Written instruction: Copy every line of the entries below with no changes at all.

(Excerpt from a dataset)
* * * * *

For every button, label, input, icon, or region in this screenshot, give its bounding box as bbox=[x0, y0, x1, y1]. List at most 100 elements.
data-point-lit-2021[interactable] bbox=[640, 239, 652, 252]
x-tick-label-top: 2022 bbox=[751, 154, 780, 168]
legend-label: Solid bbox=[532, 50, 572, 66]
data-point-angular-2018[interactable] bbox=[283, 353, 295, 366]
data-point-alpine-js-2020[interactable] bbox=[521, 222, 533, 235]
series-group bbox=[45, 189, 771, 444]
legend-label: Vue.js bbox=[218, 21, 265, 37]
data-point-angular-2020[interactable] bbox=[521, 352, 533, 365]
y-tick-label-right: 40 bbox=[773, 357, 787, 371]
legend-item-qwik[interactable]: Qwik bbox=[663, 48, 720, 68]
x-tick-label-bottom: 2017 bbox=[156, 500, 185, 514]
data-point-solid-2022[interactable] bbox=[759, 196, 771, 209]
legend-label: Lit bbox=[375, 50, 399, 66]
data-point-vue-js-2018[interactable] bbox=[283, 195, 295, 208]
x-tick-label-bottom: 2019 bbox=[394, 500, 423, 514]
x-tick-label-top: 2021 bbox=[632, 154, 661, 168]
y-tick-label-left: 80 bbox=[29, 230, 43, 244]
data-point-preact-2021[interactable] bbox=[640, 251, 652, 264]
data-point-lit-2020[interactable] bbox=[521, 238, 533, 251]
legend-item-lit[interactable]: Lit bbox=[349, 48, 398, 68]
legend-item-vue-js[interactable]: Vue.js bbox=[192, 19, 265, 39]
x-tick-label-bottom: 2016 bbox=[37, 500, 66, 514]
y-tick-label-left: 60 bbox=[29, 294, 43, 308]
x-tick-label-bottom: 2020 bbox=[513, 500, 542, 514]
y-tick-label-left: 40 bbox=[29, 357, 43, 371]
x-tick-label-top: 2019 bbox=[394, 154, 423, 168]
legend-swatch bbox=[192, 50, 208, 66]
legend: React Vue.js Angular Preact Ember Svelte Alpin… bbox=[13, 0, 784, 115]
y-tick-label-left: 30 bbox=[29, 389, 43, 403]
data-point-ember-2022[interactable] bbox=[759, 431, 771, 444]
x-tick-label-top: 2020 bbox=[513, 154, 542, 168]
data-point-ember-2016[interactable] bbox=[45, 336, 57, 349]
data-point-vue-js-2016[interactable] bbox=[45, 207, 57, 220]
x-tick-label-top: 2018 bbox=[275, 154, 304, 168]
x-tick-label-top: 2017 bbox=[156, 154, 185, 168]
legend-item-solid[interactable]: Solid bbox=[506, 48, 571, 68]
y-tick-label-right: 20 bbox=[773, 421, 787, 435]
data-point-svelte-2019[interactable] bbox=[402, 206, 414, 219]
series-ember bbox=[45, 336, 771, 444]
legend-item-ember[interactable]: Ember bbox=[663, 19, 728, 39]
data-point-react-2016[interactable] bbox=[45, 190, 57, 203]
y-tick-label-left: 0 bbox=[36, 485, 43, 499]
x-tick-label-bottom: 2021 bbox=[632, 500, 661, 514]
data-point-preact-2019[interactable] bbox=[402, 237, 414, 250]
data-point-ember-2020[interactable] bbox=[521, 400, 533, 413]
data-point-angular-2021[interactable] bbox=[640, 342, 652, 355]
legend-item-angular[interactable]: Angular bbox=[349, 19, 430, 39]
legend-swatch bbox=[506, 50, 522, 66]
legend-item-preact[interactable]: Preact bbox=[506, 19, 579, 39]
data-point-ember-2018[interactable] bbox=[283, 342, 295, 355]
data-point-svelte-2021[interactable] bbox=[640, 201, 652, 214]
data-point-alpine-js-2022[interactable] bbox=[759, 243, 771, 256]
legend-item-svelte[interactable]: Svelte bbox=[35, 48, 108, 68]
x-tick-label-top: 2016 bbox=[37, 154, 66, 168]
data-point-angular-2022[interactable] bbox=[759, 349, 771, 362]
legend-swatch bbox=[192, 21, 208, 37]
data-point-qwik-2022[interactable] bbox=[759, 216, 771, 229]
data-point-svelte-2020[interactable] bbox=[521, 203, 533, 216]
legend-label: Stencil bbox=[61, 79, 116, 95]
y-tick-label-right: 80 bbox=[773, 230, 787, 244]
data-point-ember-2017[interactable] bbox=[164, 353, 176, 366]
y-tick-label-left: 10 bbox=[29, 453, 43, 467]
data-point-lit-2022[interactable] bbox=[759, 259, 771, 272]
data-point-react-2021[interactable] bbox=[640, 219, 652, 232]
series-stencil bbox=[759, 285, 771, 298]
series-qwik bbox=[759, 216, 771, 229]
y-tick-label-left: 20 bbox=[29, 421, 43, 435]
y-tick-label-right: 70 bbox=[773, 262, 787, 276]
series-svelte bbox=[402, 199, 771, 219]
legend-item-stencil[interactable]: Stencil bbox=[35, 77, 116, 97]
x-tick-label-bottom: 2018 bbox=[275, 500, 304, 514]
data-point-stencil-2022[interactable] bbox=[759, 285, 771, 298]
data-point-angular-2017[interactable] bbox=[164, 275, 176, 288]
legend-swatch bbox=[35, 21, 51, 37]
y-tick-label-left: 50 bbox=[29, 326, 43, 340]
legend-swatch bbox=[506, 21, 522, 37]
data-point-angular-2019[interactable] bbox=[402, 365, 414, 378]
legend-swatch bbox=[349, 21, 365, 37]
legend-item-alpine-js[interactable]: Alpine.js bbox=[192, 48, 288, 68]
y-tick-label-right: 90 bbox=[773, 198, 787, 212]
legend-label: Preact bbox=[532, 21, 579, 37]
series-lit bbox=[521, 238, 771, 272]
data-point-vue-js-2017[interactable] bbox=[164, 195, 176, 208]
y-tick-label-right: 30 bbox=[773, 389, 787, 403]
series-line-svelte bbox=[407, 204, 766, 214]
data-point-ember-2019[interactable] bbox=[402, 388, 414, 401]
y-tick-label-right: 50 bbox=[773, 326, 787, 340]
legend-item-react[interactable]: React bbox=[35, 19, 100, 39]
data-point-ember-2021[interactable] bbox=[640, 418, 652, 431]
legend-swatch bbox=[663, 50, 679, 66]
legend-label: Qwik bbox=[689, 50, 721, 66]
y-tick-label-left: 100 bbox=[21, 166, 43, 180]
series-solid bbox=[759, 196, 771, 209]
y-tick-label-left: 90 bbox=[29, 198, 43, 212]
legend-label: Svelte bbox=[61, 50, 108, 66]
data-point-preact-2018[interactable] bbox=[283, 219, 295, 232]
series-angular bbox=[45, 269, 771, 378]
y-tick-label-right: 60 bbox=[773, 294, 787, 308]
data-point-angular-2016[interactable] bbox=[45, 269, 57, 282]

* * * * *

Solution to this exercise:
For every button, label, input, icon, or region in this screenshot, give its bounding box as bbox=[x0, y0, x1, y1]. List at most 100 elements.
data-point-lit-2021[interactable] bbox=[640, 239, 652, 252]
x-tick-label-top: 2022 bbox=[751, 154, 780, 168]
legend-label: Solid bbox=[532, 50, 572, 66]
data-point-angular-2018[interactable] bbox=[283, 353, 295, 366]
data-point-alpine-js-2020[interactable] bbox=[521, 222, 533, 235]
series-group bbox=[45, 189, 771, 444]
legend-label: Vue.js bbox=[218, 21, 265, 37]
data-point-angular-2020[interactable] bbox=[521, 352, 533, 365]
y-tick-label-right: 40 bbox=[773, 357, 787, 371]
legend-item-qwik[interactable]: Qwik bbox=[663, 48, 720, 68]
x-tick-label-bottom: 2017 bbox=[156, 500, 185, 514]
data-point-solid-2022[interactable] bbox=[759, 196, 771, 209]
legend-label: Lit bbox=[375, 50, 399, 66]
data-point-vue-js-2018[interactable] bbox=[283, 195, 295, 208]
x-tick-label-bottom: 2019 bbox=[394, 500, 423, 514]
x-tick-label-top: 2021 bbox=[632, 154, 661, 168]
y-tick-label-left: 80 bbox=[29, 230, 43, 244]
data-point-preact-2021[interactable] bbox=[640, 251, 652, 264]
data-point-lit-2020[interactable] bbox=[521, 238, 533, 251]
legend-item-lit[interactable]: Lit bbox=[349, 48, 398, 68]
legend-item-vue-js[interactable]: Vue.js bbox=[192, 19, 265, 39]
x-tick-label-bottom: 2016 bbox=[37, 500, 66, 514]
y-tick-label-left: 60 bbox=[29, 294, 43, 308]
x-tick-label-bottom: 2020 bbox=[513, 500, 542, 514]
y-tick-label-left: 40 bbox=[29, 357, 43, 371]
x-tick-label-top: 2019 bbox=[394, 154, 423, 168]
legend-swatch bbox=[192, 50, 208, 66]
legend: React Vue.js Angular Preact Ember Svelte Alpin… bbox=[13, 0, 784, 115]
y-tick-label-left: 30 bbox=[29, 389, 43, 403]
data-point-ember-2022[interactable] bbox=[759, 431, 771, 444]
x-tick-label-top: 2020 bbox=[513, 154, 542, 168]
data-point-ember-2016[interactable] bbox=[45, 336, 57, 349]
data-point-vue-js-2016[interactable] bbox=[45, 207, 57, 220]
x-tick-label-top: 2018 bbox=[275, 154, 304, 168]
x-tick-label-top: 2017 bbox=[156, 154, 185, 168]
legend-item-solid[interactable]: Solid bbox=[506, 48, 571, 68]
y-tick-label-right: 20 bbox=[773, 421, 787, 435]
data-point-svelte-2019[interactable] bbox=[402, 206, 414, 219]
series-ember bbox=[45, 336, 771, 444]
legend-item-ember[interactable]: Ember bbox=[663, 19, 728, 39]
data-point-react-2016[interactable] bbox=[45, 190, 57, 203]
y-tick-label-left: 0 bbox=[36, 485, 43, 499]
x-tick-label-bottom: 2021 bbox=[632, 500, 661, 514]
data-point-preact-2019[interactable] bbox=[402, 237, 414, 250]
data-point-ember-2020[interactable] bbox=[521, 400, 533, 413]
data-point-angular-2021[interactable] bbox=[640, 342, 652, 355]
legend-item-angular[interactable]: Angular bbox=[349, 19, 430, 39]
legend-swatch bbox=[506, 50, 522, 66]
legend-item-preact[interactable]: Preact bbox=[506, 19, 579, 39]
data-point-ember-2018[interactable] bbox=[283, 342, 295, 355]
data-point-svelte-2021[interactable] bbox=[640, 201, 652, 214]
data-point-alpine-js-2022[interactable] bbox=[759, 243, 771, 256]
legend-item-svelte[interactable]: Svelte bbox=[35, 48, 108, 68]
x-tick-label-top: 2016 bbox=[37, 154, 66, 168]
data-point-angular-2022[interactable] bbox=[759, 349, 771, 362]
legend-swatch bbox=[192, 21, 208, 37]
data-point-qwik-2022[interactable] bbox=[759, 216, 771, 229]
data-point-svelte-2020[interactable] bbox=[521, 203, 533, 216]
legend-label: Stencil bbox=[61, 79, 116, 95]
y-tick-label-right: 80 bbox=[773, 230, 787, 244]
data-point-ember-2017[interactable] bbox=[164, 353, 176, 366]
y-tick-label-left: 10 bbox=[29, 453, 43, 467]
data-point-lit-2022[interactable] bbox=[759, 259, 771, 272]
data-point-react-2021[interactable] bbox=[640, 219, 652, 232]
series-stencil bbox=[759, 285, 771, 298]
series-qwik bbox=[759, 216, 771, 229]
y-tick-label-left: 20 bbox=[29, 421, 43, 435]
y-tick-label-right: 70 bbox=[773, 262, 787, 276]
series-svelte bbox=[402, 199, 771, 219]
legend-item-stencil[interactable]: Stencil bbox=[35, 77, 116, 97]
x-tick-label-bottom: 2018 bbox=[275, 500, 304, 514]
data-point-stencil-2022[interactable] bbox=[759, 285, 771, 298]
data-point-angular-2017[interactable] bbox=[164, 275, 176, 288]
legend-swatch bbox=[35, 21, 51, 37]
y-tick-label-left: 50 bbox=[29, 326, 43, 340]
legend-swatch bbox=[506, 21, 522, 37]
data-point-angular-2019[interactable] bbox=[402, 365, 414, 378]
legend-swatch bbox=[349, 21, 365, 37]
legend-item-alpine-js[interactable]: Alpine.js bbox=[192, 48, 288, 68]
y-tick-label-right: 90 bbox=[773, 198, 787, 212]
legend-label: Preact bbox=[532, 21, 579, 37]
series-lit bbox=[521, 238, 771, 272]
data-point-vue-js-2017[interactable] bbox=[164, 195, 176, 208]
y-tick-label-right: 30 bbox=[773, 389, 787, 403]
series-line-svelte bbox=[407, 204, 766, 214]
data-point-ember-2019[interactable] bbox=[402, 388, 414, 401]
y-tick-label-right: 50 bbox=[773, 326, 787, 340]
legend-item-react[interactable]: React bbox=[35, 19, 100, 39]
data-point-ember-2021[interactable] bbox=[640, 418, 652, 431]
legend-swatch bbox=[663, 50, 679, 66]
legend-label: Qwik bbox=[689, 50, 721, 66]
y-tick-label-left: 100 bbox=[21, 166, 43, 180]
series-solid bbox=[759, 196, 771, 209]
y-tick-label-left: 90 bbox=[29, 198, 43, 212]
legend-label: Svelte bbox=[61, 50, 108, 66]
data-point-preact-2018[interactable] bbox=[283, 219, 295, 232]
series-angular bbox=[45, 269, 771, 378]
y-tick-label-right: 60 bbox=[773, 294, 787, 308]
data-point-angular-2016[interactable] bbox=[45, 269, 57, 282]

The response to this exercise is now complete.